*Task statement:* Every line below that holds the string "Clientes" should be copied out.

[Dataset excerpts]
(begin)
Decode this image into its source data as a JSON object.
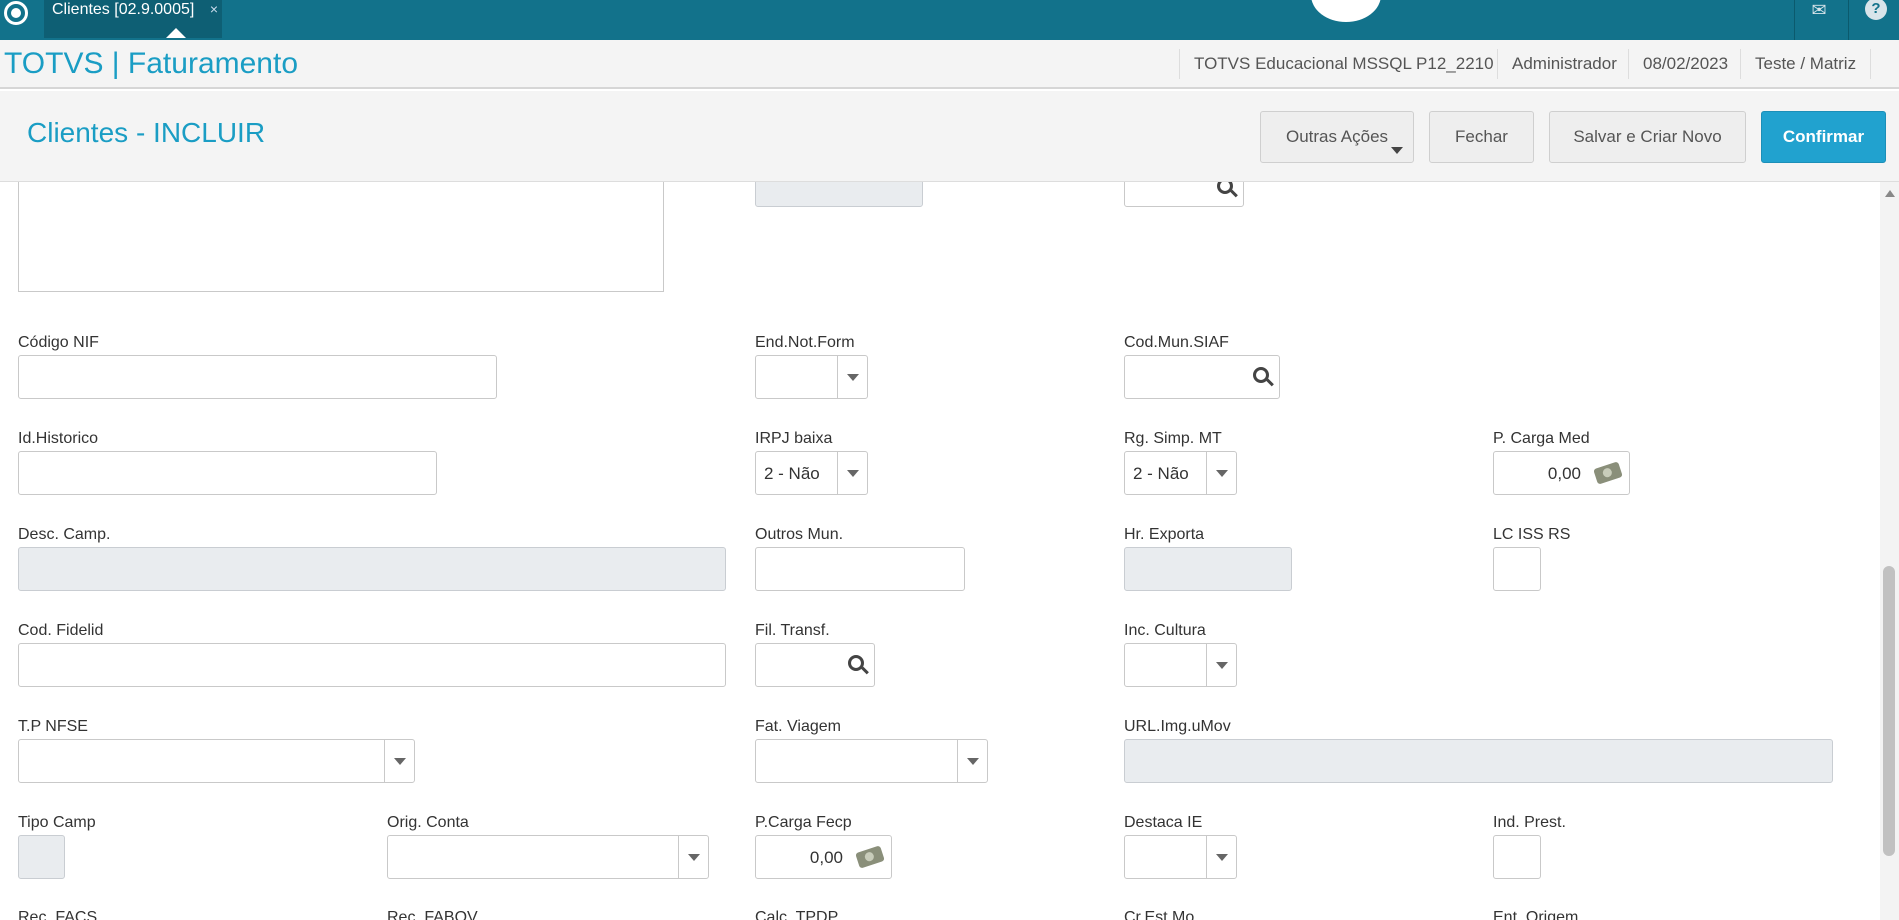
{
  "topbar": {
    "tab_label": "Clientes [02.9.0005]",
    "tab_close": "×",
    "mail_icon": "mail-icon",
    "help_label": "?"
  },
  "appbar": {
    "title": "TOTVS | Faturamento",
    "environment": "TOTVS Educacional MSSQL P12_2210",
    "user": "Administrador",
    "date": "08/02/2023",
    "branch": "Teste / Matriz"
  },
  "pagebar": {
    "title": "Clientes - INCLUIR",
    "buttons": {
      "outras": "Outras Ações",
      "fechar": "Fechar",
      "salvar": "Salvar e Criar Novo",
      "confirmar": "Confirmar"
    }
  },
  "fields": {
    "codigo_nif": {
      "label": "Código NIF",
      "value": ""
    },
    "end_not_form": {
      "label": "End.Not.Form",
      "value": ""
    },
    "cod_mun_siaf": {
      "label": "Cod.Mun.SIAF",
      "value": ""
    },
    "id_historico": {
      "label": "Id.Historico",
      "value": ""
    },
    "irpj_baixa": {
      "label": "IRPJ baixa",
      "value": "2 - Não"
    },
    "rg_simp_mt": {
      "label": "Rg. Simp. MT",
      "value": "2 - Não"
    },
    "p_carga_med": {
      "label": "P. Carga Med",
      "value": "0,00"
    },
    "desc_camp": {
      "label": "Desc. Camp.",
      "value": ""
    },
    "outros_mun": {
      "label": "Outros Mun.",
      "value": ""
    },
    "hr_exporta": {
      "label": "Hr. Exporta",
      "value": ""
    },
    "lc_iss_rs": {
      "label": "LC ISS RS",
      "value": ""
    },
    "cod_fidelid": {
      "label": "Cod. Fidelid",
      "value": ""
    },
    "fil_transf": {
      "label": "Fil. Transf.",
      "value": ""
    },
    "inc_cultura": {
      "label": "Inc. Cultura",
      "value": ""
    },
    "tp_nfse": {
      "label": "T.P NFSE",
      "value": ""
    },
    "fat_viagem": {
      "label": "Fat. Viagem",
      "value": ""
    },
    "url_img_umov": {
      "label": "URL.Img.uMov",
      "value": ""
    },
    "tipo_camp": {
      "label": "Tipo Camp",
      "value": ""
    },
    "orig_conta": {
      "label": "Orig. Conta",
      "value": ""
    },
    "p_carga_fecp": {
      "label": "P.Carga Fecp",
      "value": "0,00"
    },
    "destaca_ie": {
      "label": "Destaca IE",
      "value": ""
    },
    "ind_prest": {
      "label": "Ind. Prest.",
      "value": ""
    },
    "cut_labels": [
      "Rec. FACS",
      "Rec. FABOV",
      "Calc. TPDP",
      "Cr.Est.Mo",
      "Ent. Origem"
    ]
  },
  "icons": {
    "search": "search-icon",
    "dropdown": "chevron-down-icon",
    "calculator": "calculator-icon"
  }
}
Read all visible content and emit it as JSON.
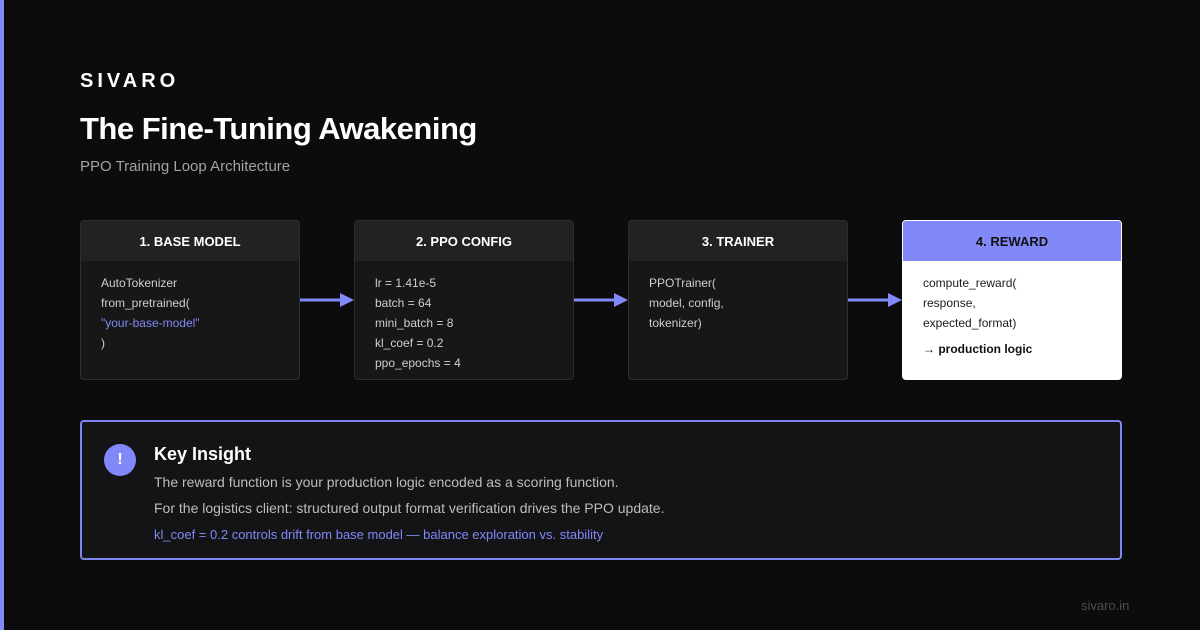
{
  "brand": "SIVARO",
  "title": "The Fine-Tuning Awakening",
  "subtitle": "PPO Training Loop Architecture",
  "colors": {
    "accent": "#8188f7",
    "background": "#0c0c0c",
    "card": "#171717",
    "card_active": "#ffffff"
  },
  "steps": [
    {
      "header": "1. BASE MODEL",
      "lines": [
        "AutoTokenizer",
        "from_pretrained(",
        "\"your-base-model\"",
        ")"
      ]
    },
    {
      "header": "2. PPO CONFIG",
      "lines": [
        "lr = 1.41e-5",
        "batch = 64",
        "mini_batch = 8",
        "kl_coef = 0.2",
        "ppo_epochs = 4"
      ]
    },
    {
      "header": "3. TRAINER",
      "lines": [
        "PPOTrainer(",
        "model, config,",
        "tokenizer)"
      ]
    },
    {
      "header": "4. REWARD",
      "lines": [
        "compute_reward(",
        "response,",
        "expected_format)"
      ],
      "emphasis": "→ production logic"
    }
  ],
  "insight": {
    "icon": "exclamation-icon",
    "icon_glyph": "!",
    "title": "Key Insight",
    "line1": "The reward function is your production logic encoded as a scoring function.",
    "line2": "For the logistics client: structured output format verification drives the PPO update.",
    "line3": "kl_coef = 0.2 controls drift from base model — balance exploration vs. stability"
  },
  "footer": "sivaro.in"
}
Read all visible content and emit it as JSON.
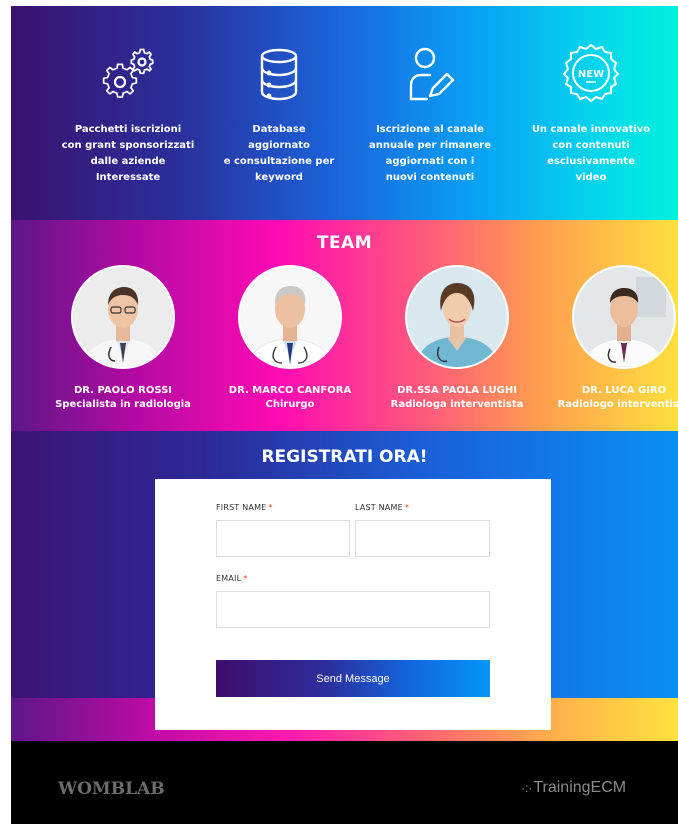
{
  "features": [
    {
      "icon": "gears-icon",
      "text": "Pacchetti iscrizioni\ncon grant sponsorizzati\ndalle aziende\nInteressate"
    },
    {
      "icon": "database-icon",
      "text": "Database\naggiornato\ne consultazione per\nkeyword"
    },
    {
      "icon": "user-edit-icon",
      "text": "Iscrizione al canale\nannuale per rimanere\naggiornati con i\nnuovi contenuti"
    },
    {
      "icon": "new-badge-icon",
      "badge_text": "NEW",
      "text": "Un canale innovativo\ncon contenuti\nesclusivamente\nvideo"
    }
  ],
  "team": {
    "title": "TEAM",
    "members": [
      {
        "name": "DR. PAOLO ROSSI",
        "role": "Specialista in radiologia"
      },
      {
        "name": "DR. MARCO CANFORA",
        "role": "Chirurgo"
      },
      {
        "name": "DR.SSA PAOLA LUGHI",
        "role": "Radiologa interventista"
      },
      {
        "name": "DR. LUCA GIRO",
        "role": "Radiologo interventista"
      }
    ]
  },
  "register": {
    "title": "REGISTRATI ORA!",
    "first_name_label": "FIRST NAME",
    "last_name_label": "LAST NAME",
    "email_label": "EMAIL",
    "required_mark": "*",
    "first_name_value": "",
    "last_name_value": "",
    "email_value": "",
    "submit_label": "Send Message"
  },
  "footer": {
    "left_logo": "WOMBLAB",
    "right_logo_prefix": "·:·",
    "right_logo": "TrainingECM"
  },
  "colors": {
    "required": "#e2401c",
    "footer_bg": "#000000"
  }
}
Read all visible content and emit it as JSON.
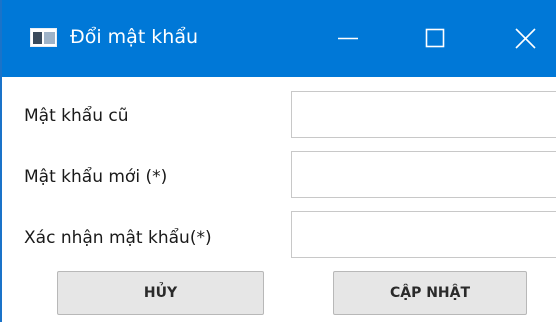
{
  "window": {
    "title": "Đổi mật khẩu",
    "accent_color": "#0078d7",
    "controls": {
      "minimize_icon": "minimize-icon",
      "maximize_icon": "maximize-icon",
      "close_icon": "close-icon"
    }
  },
  "form": {
    "fields": [
      {
        "label": "Mật khẩu cũ",
        "value": ""
      },
      {
        "label": "Mật khẩu mới (*)",
        "value": ""
      },
      {
        "label": "Xác nhận mật khẩu(*)",
        "value": ""
      }
    ]
  },
  "buttons": {
    "cancel_label": "HỦY",
    "update_label": "CẬP NHẬT"
  }
}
(end)
*Task output:*
    "tab_label": "Clientes [02.9.0005]",
    "title": "Clientes - INCLUIR",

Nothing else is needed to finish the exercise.